** Dataset follows **

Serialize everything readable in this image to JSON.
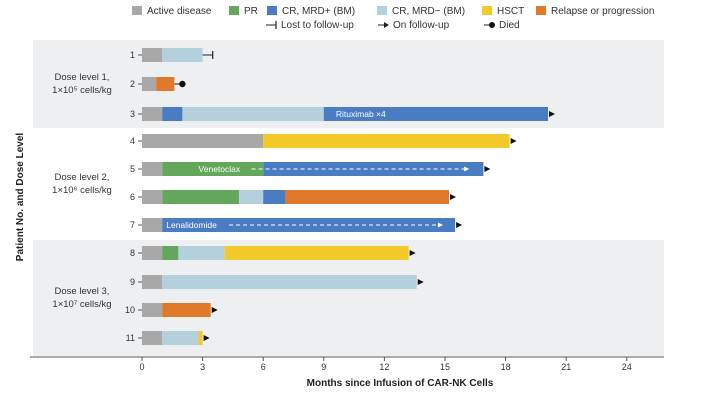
{
  "chart_data": {
    "type": "swimmer",
    "xlabel": "Months since Infusion of CAR-NK Cells",
    "ylabel": "Patient No. and Dose Level",
    "xlim": [
      0,
      26
    ],
    "xticks": [
      0,
      3,
      6,
      9,
      12,
      15,
      18,
      21,
      24
    ],
    "legend": [
      {
        "key": "active",
        "label": "Active disease",
        "color": "#a8a8a8",
        "kind": "box"
      },
      {
        "key": "pr",
        "label": "PR",
        "color": "#63a85a",
        "kind": "box"
      },
      {
        "key": "mrdpos",
        "label": "CR, MRD+ (BM)",
        "color": "#4a7cc4",
        "kind": "box"
      },
      {
        "key": "mrdneg",
        "label": "CR, MRD− (BM)",
        "color": "#b3d0dc",
        "kind": "box"
      },
      {
        "key": "hsct",
        "label": "HSCT",
        "color": "#f2cb2b",
        "kind": "box"
      },
      {
        "key": "relapse",
        "label": "Relapse or progression",
        "color": "#e07a2a",
        "kind": "box"
      },
      {
        "key": "lost",
        "label": "Lost to follow-up",
        "kind": "lost"
      },
      {
        "key": "onfollow",
        "label": "On follow-up",
        "kind": "arrow"
      },
      {
        "key": "died",
        "label": "Died",
        "kind": "dot"
      }
    ],
    "groups": [
      {
        "label_line1": "Dose level 1,",
        "label_line2": "1×10⁵ cells/kg",
        "patients": [
          "1",
          "2",
          "3"
        ]
      },
      {
        "label_line1": "Dose level 2,",
        "label_line2": "1×10⁶ cells/kg",
        "patients": [
          "4",
          "5",
          "6",
          "7"
        ]
      },
      {
        "label_line1": "Dose level 3,",
        "label_line2": "1×10⁷ cells/kg",
        "patients": [
          "8",
          "9",
          "10",
          "11"
        ]
      }
    ],
    "patients": [
      {
        "id": "1",
        "segments": [
          {
            "state": "active",
            "start": 0,
            "end": 1
          },
          {
            "state": "mrdneg",
            "start": 1,
            "end": 3
          }
        ],
        "end_marker": "lost",
        "end": 3.5
      },
      {
        "id": "2",
        "segments": [
          {
            "state": "active",
            "start": 0,
            "end": 0.7
          },
          {
            "state": "relapse",
            "start": 0.7,
            "end": 1.6
          }
        ],
        "end_marker": "died",
        "end": 2
      },
      {
        "id": "3",
        "segments": [
          {
            "state": "active",
            "start": 0,
            "end": 1
          },
          {
            "state": "mrdpos",
            "start": 1,
            "end": 2
          },
          {
            "state": "mrdneg",
            "start": 2,
            "end": 9
          },
          {
            "state": "mrdpos",
            "start": 9,
            "end": 20.1
          }
        ],
        "end_marker": "arrow",
        "end": 20.1,
        "annotation": {
          "text": "Rituximab ×4",
          "start": 9.6
        }
      },
      {
        "id": "4",
        "segments": [
          {
            "state": "active",
            "start": 0,
            "end": 6
          },
          {
            "state": "hsct",
            "start": 6,
            "end": 18.2
          }
        ],
        "end_marker": "arrow",
        "end": 18.2
      },
      {
        "id": "5",
        "segments": [
          {
            "state": "active",
            "start": 0,
            "end": 1
          },
          {
            "state": "pr",
            "start": 1,
            "end": 6
          },
          {
            "state": "mrdpos",
            "start": 6,
            "end": 16.9
          }
        ],
        "end_marker": "arrow",
        "end": 16.9,
        "annotation": {
          "text": "Venetoclax",
          "start": 2.8,
          "dashed_to": 16
        }
      },
      {
        "id": "6",
        "segments": [
          {
            "state": "active",
            "start": 0,
            "end": 1
          },
          {
            "state": "pr",
            "start": 1,
            "end": 4.8
          },
          {
            "state": "mrdneg",
            "start": 4.8,
            "end": 6
          },
          {
            "state": "mrdpos",
            "start": 6,
            "end": 7.1
          },
          {
            "state": "relapse",
            "start": 7.1,
            "end": 15.2
          }
        ],
        "end_marker": "arrow",
        "end": 15.2
      },
      {
        "id": "7",
        "segments": [
          {
            "state": "active",
            "start": 0,
            "end": 1
          },
          {
            "state": "mrdpos",
            "start": 1,
            "end": 15.5
          }
        ],
        "end_marker": "arrow",
        "end": 15.5,
        "annotation": {
          "text": "Lenalidomide",
          "start": 1.2,
          "dashed_to": 14.7
        }
      },
      {
        "id": "8",
        "segments": [
          {
            "state": "active",
            "start": 0,
            "end": 1
          },
          {
            "state": "pr",
            "start": 1,
            "end": 1.8
          },
          {
            "state": "mrdneg",
            "start": 1.8,
            "end": 4.1
          },
          {
            "state": "hsct",
            "start": 4.1,
            "end": 13.2
          }
        ],
        "end_marker": "arrow",
        "end": 13.2
      },
      {
        "id": "9",
        "segments": [
          {
            "state": "active",
            "start": 0,
            "end": 1
          },
          {
            "state": "mrdneg",
            "start": 1,
            "end": 13.6
          }
        ],
        "end_marker": "arrow",
        "end": 13.6
      },
      {
        "id": "10",
        "segments": [
          {
            "state": "active",
            "start": 0,
            "end": 1
          },
          {
            "state": "relapse",
            "start": 1,
            "end": 3.4
          }
        ],
        "end_marker": "arrow",
        "end": 3.4
      },
      {
        "id": "11",
        "segments": [
          {
            "state": "active",
            "start": 0,
            "end": 1
          },
          {
            "state": "mrdneg",
            "start": 1,
            "end": 2.8
          },
          {
            "state": "hsct",
            "start": 2.8,
            "end": 3.0
          }
        ],
        "end_marker": "arrow",
        "end": 3.0
      }
    ]
  }
}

** End of Dataset **

• About this exercise:
The pictures stay out of the copy. Set down the entries above precisely.

• Worked solution:
Serialize everything readable in this image to JSON.
{
  "chart_data": {
    "type": "swimmer",
    "xlabel": "Months since Infusion of CAR-NK Cells",
    "ylabel": "Patient No. and Dose Level",
    "xlim": [
      0,
      26
    ],
    "xticks": [
      0,
      3,
      6,
      9,
      12,
      15,
      18,
      21,
      24
    ],
    "legend": [
      {
        "key": "active",
        "label": "Active disease",
        "color": "#a8a8a8",
        "kind": "box"
      },
      {
        "key": "pr",
        "label": "PR",
        "color": "#63a85a",
        "kind": "box"
      },
      {
        "key": "mrdpos",
        "label": "CR, MRD+ (BM)",
        "color": "#4a7cc4",
        "kind": "box"
      },
      {
        "key": "mrdneg",
        "label": "CR, MRD− (BM)",
        "color": "#b3d0dc",
        "kind": "box"
      },
      {
        "key": "hsct",
        "label": "HSCT",
        "color": "#f2cb2b",
        "kind": "box"
      },
      {
        "key": "relapse",
        "label": "Relapse or progression",
        "color": "#e07a2a",
        "kind": "box"
      },
      {
        "key": "lost",
        "label": "Lost to follow-up",
        "kind": "lost"
      },
      {
        "key": "onfollow",
        "label": "On follow-up",
        "kind": "arrow"
      },
      {
        "key": "died",
        "label": "Died",
        "kind": "dot"
      }
    ],
    "groups": [
      {
        "label_line1": "Dose level 1,",
        "label_line2": "1×10⁵ cells/kg",
        "patients": [
          "1",
          "2",
          "3"
        ]
      },
      {
        "label_line1": "Dose level 2,",
        "label_line2": "1×10⁶ cells/kg",
        "patients": [
          "4",
          "5",
          "6",
          "7"
        ]
      },
      {
        "label_line1": "Dose level 3,",
        "label_line2": "1×10⁷ cells/kg",
        "patients": [
          "8",
          "9",
          "10",
          "11"
        ]
      }
    ],
    "patients": [
      {
        "id": "1",
        "segments": [
          {
            "state": "active",
            "start": 0,
            "end": 1
          },
          {
            "state": "mrdneg",
            "start": 1,
            "end": 3
          }
        ],
        "end_marker": "lost",
        "end": 3.5
      },
      {
        "id": "2",
        "segments": [
          {
            "state": "active",
            "start": 0,
            "end": 0.7
          },
          {
            "state": "relapse",
            "start": 0.7,
            "end": 1.6
          }
        ],
        "end_marker": "died",
        "end": 2
      },
      {
        "id": "3",
        "segments": [
          {
            "state": "active",
            "start": 0,
            "end": 1
          },
          {
            "state": "mrdpos",
            "start": 1,
            "end": 2
          },
          {
            "state": "mrdneg",
            "start": 2,
            "end": 9
          },
          {
            "state": "mrdpos",
            "start": 9,
            "end": 20.1
          }
        ],
        "end_marker": "arrow",
        "end": 20.1,
        "annotation": {
          "text": "Rituximab ×4",
          "start": 9.6
        }
      },
      {
        "id": "4",
        "segments": [
          {
            "state": "active",
            "start": 0,
            "end": 6
          },
          {
            "state": "hsct",
            "start": 6,
            "end": 18.2
          }
        ],
        "end_marker": "arrow",
        "end": 18.2
      },
      {
        "id": "5",
        "segments": [
          {
            "state": "active",
            "start": 0,
            "end": 1
          },
          {
            "state": "pr",
            "start": 1,
            "end": 6
          },
          {
            "state": "mrdpos",
            "start": 6,
            "end": 16.9
          }
        ],
        "end_marker": "arrow",
        "end": 16.9,
        "annotation": {
          "text": "Venetoclax",
          "start": 2.8,
          "dashed_to": 16
        }
      },
      {
        "id": "6",
        "segments": [
          {
            "state": "active",
            "start": 0,
            "end": 1
          },
          {
            "state": "pr",
            "start": 1,
            "end": 4.8
          },
          {
            "state": "mrdneg",
            "start": 4.8,
            "end": 6
          },
          {
            "state": "mrdpos",
            "start": 6,
            "end": 7.1
          },
          {
            "state": "relapse",
            "start": 7.1,
            "end": 15.2
          }
        ],
        "end_marker": "arrow",
        "end": 15.2
      },
      {
        "id": "7",
        "segments": [
          {
            "state": "active",
            "start": 0,
            "end": 1
          },
          {
            "state": "mrdpos",
            "start": 1,
            "end": 15.5
          }
        ],
        "end_marker": "arrow",
        "end": 15.5,
        "annotation": {
          "text": "Lenalidomide",
          "start": 1.2,
          "dashed_to": 14.7
        }
      },
      {
        "id": "8",
        "segments": [
          {
            "state": "active",
            "start": 0,
            "end": 1
          },
          {
            "state": "pr",
            "start": 1,
            "end": 1.8
          },
          {
            "state": "mrdneg",
            "start": 1.8,
            "end": 4.1
          },
          {
            "state": "hsct",
            "start": 4.1,
            "end": 13.2
          }
        ],
        "end_marker": "arrow",
        "end": 13.2
      },
      {
        "id": "9",
        "segments": [
          {
            "state": "active",
            "start": 0,
            "end": 1
          },
          {
            "state": "mrdneg",
            "start": 1,
            "end": 13.6
          }
        ],
        "end_marker": "arrow",
        "end": 13.6
      },
      {
        "id": "10",
        "segments": [
          {
            "state": "active",
            "start": 0,
            "end": 1
          },
          {
            "state": "relapse",
            "start": 1,
            "end": 3.4
          }
        ],
        "end_marker": "arrow",
        "end": 3.4
      },
      {
        "id": "11",
        "segments": [
          {
            "state": "active",
            "start": 0,
            "end": 1
          },
          {
            "state": "mrdneg",
            "start": 1,
            "end": 2.8
          },
          {
            "state": "hsct",
            "start": 2.8,
            "end": 3.0
          }
        ],
        "end_marker": "arrow",
        "end": 3.0
      }
    ]
  }
}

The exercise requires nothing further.